(Structured figure records)
..............................

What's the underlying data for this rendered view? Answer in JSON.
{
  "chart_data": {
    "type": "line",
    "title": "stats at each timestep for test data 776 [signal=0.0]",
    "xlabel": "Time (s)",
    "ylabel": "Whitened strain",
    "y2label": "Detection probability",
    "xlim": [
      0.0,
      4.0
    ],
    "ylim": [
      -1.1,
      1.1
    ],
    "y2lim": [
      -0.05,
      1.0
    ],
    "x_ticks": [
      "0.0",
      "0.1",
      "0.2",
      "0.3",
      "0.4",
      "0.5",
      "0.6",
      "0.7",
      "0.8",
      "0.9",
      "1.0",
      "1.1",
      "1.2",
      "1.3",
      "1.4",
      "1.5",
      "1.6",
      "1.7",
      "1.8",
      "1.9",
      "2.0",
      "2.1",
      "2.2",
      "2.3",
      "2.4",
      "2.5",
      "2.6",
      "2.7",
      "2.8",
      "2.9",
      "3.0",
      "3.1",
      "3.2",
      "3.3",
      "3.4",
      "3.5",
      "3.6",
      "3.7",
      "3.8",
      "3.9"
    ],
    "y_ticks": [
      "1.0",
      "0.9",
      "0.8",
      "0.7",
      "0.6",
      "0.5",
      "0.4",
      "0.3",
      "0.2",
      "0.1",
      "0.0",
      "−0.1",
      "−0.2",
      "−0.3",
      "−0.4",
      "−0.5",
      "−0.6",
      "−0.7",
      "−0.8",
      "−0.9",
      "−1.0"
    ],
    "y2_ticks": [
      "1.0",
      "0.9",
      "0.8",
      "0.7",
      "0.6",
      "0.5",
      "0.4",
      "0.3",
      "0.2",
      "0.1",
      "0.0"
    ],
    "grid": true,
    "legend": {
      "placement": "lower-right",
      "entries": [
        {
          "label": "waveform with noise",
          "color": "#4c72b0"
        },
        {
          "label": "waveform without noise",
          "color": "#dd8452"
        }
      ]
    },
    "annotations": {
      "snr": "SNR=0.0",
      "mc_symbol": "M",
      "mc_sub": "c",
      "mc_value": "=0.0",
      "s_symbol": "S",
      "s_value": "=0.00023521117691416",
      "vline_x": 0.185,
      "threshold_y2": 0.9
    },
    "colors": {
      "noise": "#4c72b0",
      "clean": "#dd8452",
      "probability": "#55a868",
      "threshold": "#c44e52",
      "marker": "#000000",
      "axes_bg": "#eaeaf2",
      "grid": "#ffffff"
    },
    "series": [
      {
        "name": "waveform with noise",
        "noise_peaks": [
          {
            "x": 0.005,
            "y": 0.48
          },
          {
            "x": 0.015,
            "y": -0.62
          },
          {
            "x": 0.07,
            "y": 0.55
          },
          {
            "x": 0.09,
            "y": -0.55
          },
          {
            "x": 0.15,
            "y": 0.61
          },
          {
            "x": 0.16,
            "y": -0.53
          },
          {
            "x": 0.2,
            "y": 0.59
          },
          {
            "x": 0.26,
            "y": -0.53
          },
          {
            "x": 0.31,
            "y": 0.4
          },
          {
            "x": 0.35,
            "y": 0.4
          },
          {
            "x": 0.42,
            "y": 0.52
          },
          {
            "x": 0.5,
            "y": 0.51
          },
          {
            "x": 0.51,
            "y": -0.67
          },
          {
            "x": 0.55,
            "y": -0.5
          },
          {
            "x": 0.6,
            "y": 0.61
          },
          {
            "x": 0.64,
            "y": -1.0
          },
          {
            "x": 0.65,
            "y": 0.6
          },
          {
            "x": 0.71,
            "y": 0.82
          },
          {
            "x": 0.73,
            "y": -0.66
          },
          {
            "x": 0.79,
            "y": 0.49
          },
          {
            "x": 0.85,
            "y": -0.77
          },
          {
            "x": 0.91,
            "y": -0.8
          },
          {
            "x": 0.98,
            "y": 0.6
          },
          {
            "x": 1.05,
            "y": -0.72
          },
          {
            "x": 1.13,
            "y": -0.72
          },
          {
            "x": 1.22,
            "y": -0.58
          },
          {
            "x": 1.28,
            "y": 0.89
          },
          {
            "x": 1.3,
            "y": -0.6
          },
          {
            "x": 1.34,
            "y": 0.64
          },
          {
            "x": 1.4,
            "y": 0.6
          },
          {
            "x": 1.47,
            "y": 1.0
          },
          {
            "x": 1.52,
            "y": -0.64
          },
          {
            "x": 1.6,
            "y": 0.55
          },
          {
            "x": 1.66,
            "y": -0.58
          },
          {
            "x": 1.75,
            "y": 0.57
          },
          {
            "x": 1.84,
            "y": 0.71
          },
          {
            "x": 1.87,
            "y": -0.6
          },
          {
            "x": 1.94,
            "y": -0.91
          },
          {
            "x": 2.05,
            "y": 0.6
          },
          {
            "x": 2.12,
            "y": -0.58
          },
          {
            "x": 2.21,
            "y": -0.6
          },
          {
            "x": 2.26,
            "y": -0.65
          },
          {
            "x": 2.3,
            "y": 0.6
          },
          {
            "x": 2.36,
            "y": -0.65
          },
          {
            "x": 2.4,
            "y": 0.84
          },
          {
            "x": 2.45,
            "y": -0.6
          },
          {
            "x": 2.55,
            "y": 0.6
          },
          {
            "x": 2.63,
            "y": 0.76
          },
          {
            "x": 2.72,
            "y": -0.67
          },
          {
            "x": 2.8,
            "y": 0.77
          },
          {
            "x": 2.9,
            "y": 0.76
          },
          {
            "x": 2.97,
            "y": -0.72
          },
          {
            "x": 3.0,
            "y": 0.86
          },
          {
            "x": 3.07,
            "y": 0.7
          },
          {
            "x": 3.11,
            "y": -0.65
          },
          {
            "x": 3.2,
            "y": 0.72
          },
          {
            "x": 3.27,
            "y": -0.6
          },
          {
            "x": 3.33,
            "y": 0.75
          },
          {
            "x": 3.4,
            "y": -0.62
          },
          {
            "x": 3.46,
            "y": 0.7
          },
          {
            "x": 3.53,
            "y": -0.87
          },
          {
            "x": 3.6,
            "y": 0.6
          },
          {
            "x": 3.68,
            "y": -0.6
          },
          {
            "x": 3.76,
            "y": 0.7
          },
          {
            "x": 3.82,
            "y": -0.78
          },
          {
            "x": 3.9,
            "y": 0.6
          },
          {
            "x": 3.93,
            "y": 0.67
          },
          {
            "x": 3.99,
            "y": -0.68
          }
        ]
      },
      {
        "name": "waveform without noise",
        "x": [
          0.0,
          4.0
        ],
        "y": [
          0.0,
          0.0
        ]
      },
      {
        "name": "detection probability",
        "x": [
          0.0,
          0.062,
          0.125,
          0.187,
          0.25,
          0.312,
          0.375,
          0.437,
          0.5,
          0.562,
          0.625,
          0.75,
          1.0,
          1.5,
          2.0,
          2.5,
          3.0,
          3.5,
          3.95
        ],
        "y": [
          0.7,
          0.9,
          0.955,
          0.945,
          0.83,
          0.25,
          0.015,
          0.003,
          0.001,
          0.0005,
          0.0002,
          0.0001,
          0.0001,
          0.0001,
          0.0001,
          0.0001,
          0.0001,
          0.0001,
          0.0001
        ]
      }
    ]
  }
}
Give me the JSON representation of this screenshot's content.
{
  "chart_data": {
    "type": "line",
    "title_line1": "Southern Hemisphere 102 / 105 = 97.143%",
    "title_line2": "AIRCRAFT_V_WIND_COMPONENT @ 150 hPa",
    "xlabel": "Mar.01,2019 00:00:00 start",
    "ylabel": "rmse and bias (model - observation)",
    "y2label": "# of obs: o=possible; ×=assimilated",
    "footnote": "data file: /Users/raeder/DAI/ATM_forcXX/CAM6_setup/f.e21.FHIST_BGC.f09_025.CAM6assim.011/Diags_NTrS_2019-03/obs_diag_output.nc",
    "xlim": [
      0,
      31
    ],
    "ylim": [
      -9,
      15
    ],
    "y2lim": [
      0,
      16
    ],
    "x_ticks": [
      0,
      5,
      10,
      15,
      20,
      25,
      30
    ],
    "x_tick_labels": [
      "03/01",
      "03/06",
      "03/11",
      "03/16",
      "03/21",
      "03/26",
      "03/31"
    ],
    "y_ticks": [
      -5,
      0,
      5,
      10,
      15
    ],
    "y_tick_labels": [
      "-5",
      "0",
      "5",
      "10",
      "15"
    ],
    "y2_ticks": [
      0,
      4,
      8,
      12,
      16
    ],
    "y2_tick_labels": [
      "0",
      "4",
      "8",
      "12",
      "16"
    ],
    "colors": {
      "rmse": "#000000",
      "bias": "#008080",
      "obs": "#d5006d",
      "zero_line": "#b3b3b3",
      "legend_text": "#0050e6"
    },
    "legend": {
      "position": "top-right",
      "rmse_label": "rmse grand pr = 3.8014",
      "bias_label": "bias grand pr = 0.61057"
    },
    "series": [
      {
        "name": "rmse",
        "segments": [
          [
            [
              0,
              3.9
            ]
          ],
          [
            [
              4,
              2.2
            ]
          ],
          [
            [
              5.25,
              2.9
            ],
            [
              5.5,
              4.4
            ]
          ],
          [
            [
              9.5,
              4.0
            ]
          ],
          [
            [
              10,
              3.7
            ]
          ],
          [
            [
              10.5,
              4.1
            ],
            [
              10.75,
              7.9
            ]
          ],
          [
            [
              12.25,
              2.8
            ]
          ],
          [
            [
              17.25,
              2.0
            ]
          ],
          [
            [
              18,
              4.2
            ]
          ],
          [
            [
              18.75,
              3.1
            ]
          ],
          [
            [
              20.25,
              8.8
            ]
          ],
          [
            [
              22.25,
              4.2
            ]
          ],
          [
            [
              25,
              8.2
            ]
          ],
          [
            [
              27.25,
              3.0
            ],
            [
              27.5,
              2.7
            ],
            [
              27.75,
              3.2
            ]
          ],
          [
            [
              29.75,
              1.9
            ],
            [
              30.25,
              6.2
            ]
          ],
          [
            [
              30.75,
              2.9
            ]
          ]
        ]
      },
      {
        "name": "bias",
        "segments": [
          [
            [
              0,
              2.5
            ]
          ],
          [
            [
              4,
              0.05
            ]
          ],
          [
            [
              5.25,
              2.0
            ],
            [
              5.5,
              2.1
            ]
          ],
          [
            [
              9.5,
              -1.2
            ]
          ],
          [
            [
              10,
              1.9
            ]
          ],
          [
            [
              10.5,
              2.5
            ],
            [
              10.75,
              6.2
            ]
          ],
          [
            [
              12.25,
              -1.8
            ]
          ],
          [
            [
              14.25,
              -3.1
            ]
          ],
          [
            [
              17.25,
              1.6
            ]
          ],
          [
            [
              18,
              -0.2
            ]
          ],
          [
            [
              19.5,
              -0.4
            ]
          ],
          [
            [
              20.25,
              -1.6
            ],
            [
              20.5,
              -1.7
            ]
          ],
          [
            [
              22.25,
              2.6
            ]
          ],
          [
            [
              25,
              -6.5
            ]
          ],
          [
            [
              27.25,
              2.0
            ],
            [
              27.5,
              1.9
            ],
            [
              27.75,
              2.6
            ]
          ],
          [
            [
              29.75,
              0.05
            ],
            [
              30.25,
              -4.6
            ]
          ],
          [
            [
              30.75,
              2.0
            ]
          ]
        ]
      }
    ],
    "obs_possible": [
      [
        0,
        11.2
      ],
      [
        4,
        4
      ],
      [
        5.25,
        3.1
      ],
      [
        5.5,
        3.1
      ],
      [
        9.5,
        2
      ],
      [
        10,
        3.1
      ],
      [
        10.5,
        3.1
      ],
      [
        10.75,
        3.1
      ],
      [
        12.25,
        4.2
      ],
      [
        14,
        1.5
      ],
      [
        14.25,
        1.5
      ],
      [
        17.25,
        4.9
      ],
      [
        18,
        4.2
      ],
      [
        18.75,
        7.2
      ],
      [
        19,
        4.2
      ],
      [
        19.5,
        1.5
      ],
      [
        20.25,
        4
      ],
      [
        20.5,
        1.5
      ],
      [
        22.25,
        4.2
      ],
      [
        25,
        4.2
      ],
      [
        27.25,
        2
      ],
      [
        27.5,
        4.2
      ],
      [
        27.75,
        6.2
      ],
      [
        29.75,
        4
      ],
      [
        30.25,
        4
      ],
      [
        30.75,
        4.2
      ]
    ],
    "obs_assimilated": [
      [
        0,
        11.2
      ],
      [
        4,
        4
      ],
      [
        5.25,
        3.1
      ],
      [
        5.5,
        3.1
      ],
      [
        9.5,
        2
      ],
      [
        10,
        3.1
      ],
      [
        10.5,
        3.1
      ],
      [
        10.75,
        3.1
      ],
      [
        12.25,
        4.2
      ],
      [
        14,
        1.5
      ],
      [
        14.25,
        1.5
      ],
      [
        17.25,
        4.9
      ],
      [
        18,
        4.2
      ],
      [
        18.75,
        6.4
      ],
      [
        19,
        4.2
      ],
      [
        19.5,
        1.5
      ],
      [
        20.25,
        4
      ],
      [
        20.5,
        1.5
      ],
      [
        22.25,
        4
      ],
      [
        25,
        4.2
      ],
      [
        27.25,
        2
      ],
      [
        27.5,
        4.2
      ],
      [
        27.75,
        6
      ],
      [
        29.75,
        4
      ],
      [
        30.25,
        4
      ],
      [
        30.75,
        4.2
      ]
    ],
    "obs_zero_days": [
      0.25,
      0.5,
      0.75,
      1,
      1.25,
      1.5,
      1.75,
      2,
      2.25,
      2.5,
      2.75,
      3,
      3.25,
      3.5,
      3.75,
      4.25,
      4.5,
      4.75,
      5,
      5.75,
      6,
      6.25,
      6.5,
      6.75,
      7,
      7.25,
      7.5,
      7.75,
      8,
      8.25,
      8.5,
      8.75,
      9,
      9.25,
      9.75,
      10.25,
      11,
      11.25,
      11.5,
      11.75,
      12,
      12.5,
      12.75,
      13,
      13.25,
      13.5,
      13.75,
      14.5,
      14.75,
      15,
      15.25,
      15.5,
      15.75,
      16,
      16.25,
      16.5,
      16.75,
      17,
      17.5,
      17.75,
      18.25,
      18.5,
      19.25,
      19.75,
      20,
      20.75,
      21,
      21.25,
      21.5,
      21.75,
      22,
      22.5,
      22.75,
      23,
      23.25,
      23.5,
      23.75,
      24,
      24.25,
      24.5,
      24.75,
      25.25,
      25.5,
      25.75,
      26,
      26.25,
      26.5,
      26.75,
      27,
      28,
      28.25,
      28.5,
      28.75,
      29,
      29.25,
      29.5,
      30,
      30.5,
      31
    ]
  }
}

..............................

_Task statement_
Using the listing above, gather each line that holds the string "name" and copy it.

_Final result_
        "name": "waveform with noise",
        "name": "waveform without noise",
        "name": "detection probability",
        "name": "rmse",
        "name": "bias",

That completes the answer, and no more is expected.